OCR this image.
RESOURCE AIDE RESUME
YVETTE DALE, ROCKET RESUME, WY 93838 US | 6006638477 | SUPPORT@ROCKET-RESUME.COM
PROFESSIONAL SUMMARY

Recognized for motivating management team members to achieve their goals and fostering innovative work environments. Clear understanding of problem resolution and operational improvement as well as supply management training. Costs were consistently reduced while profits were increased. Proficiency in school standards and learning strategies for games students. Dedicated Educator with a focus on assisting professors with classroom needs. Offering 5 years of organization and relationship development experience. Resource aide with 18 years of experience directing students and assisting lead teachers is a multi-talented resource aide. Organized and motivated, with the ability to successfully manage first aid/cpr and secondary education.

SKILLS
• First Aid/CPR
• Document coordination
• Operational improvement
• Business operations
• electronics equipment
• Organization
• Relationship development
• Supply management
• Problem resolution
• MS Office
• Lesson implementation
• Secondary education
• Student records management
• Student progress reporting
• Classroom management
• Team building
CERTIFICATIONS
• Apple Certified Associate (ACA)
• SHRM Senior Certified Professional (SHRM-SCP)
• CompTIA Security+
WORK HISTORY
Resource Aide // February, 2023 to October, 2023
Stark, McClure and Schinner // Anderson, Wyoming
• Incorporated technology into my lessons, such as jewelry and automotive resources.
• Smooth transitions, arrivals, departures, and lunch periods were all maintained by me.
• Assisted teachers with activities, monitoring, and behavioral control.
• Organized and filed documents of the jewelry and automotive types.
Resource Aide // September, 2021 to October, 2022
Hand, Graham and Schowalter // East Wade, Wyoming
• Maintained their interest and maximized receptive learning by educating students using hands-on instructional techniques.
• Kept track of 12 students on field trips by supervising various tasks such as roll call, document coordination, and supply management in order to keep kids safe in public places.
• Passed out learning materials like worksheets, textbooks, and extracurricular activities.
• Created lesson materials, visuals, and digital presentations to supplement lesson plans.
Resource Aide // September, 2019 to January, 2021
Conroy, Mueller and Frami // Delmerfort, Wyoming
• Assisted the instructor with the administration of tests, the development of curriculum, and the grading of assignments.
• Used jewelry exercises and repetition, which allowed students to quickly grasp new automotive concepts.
-------------------------
§ TASK BRIEF:
Repeat the material in full, exactly as it stands.

§ ANSWER:
OCR this image.
RESOURCE AIDE RESUME
YVETTE DALE, ROCKET RESUME, WY 93838 US | 6006638477 | SUPPORT@ROCKET-RESUME.COM
PROFESSIONAL SUMMARY

Recognized for motivating management team members to achieve their goals and fostering innovative work environments. Clear understanding of problem resolution and operational improvement as well as supply management training. Costs were consistently reduced while profits were increased. Proficiency in school standards and learning strategies for games students. Dedicated Educator with a focus on assisting professors with classroom needs. Offering 5 years of organization and relationship development experience. Resource aide with 18 years of experience directing students and assisting lead teachers is a multi-talented resource aide. Organized and motivated, with the ability to successfully manage first aid/cpr and secondary education.

SKILLS
• First Aid/CPR
• Document coordination
• Operational improvement
• Business operations
• electronics equipment
• Organization
• Relationship development
• Supply management
• Problem resolution
• MS Office
• Lesson implementation
• Secondary education
• Student records management
• Student progress reporting
• Classroom management
• Team building
CERTIFICATIONS
• Apple Certified Associate (ACA)
• SHRM Senior Certified Professional (SHRM-SCP)
• CompTIA Security+
WORK HISTORY
Resource Aide // February, 2023 to October, 2023
Stark, McClure and Schinner // Anderson, Wyoming
• Incorporated technology into my lessons, such as jewelry and automotive resources.
• Smooth transitions, arrivals, departures, and lunch periods were all maintained by me.
• Assisted teachers with activities, monitoring, and behavioral control.
• Organized and filed documents of the jewelry and automotive types.
Resource Aide // September, 2021 to October, 2022
Hand, Graham and Schowalter // East Wade, Wyoming
• Maintained their interest and maximized receptive learning by educating students using hands-on instructional techniques.
• Kept track of 12 students on field trips by supervising various tasks such as roll call, document coordination, and supply management in order to keep kids safe in public places.
• Passed out learning materials like worksheets, textbooks, and extracurricular activities.
• Created lesson materials, visuals, and digital presentations to supplement lesson plans.
Resource Aide // September, 2019 to January, 2021
Conroy, Mueller and Frami // Delmerfort, Wyoming
• Assisted the instructor with the administration of tests, the development of curriculum, and the grading of assignments.
• Used jewelry exercises and repetition, which allowed students to quickly grasp new automotive concepts.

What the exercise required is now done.